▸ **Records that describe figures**

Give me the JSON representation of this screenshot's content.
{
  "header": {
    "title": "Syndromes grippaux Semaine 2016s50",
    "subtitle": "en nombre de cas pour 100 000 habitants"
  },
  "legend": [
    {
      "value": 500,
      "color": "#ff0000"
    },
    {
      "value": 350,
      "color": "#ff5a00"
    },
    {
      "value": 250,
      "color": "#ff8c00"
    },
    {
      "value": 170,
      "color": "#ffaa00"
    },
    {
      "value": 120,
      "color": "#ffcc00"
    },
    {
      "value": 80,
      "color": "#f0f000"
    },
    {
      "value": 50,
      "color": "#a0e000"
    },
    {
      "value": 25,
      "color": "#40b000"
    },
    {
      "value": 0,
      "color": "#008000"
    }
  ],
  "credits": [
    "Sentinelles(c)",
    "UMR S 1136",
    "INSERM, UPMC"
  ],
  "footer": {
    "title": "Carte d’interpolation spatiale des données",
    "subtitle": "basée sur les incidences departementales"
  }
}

▸ **PROBLEM**
The whole listing above needs to be written out again exactly.

▸ **TASK OUTPUT**
Give me the JSON representation of this screenshot's content.
{
  "header": {
    "title": "Syndromes grippaux Semaine 2016s50",
    "subtitle": "en nombre de cas pour 100 000 habitants"
  },
  "legend": [
    {
      "value": 500,
      "color": "#ff0000"
    },
    {
      "value": 350,
      "color": "#ff5a00"
    },
    {
      "value": 250,
      "color": "#ff8c00"
    },
    {
      "value": 170,
      "color": "#ffaa00"
    },
    {
      "value": 120,
      "color": "#ffcc00"
    },
    {
      "value": 80,
      "color": "#f0f000"
    },
    {
      "value": 50,
      "color": "#a0e000"
    },
    {
      "value": 25,
      "color": "#40b000"
    },
    {
      "value": 0,
      "color": "#008000"
    }
  ],
  "credits": [
    "Sentinelles(c)",
    "UMR S 1136",
    "INSERM, UPMC"
  ],
  "footer": {
    "title": "Carte d’interpolation spatiale des données",
    "subtitle": "basée sur les incidences departementales"
  }
}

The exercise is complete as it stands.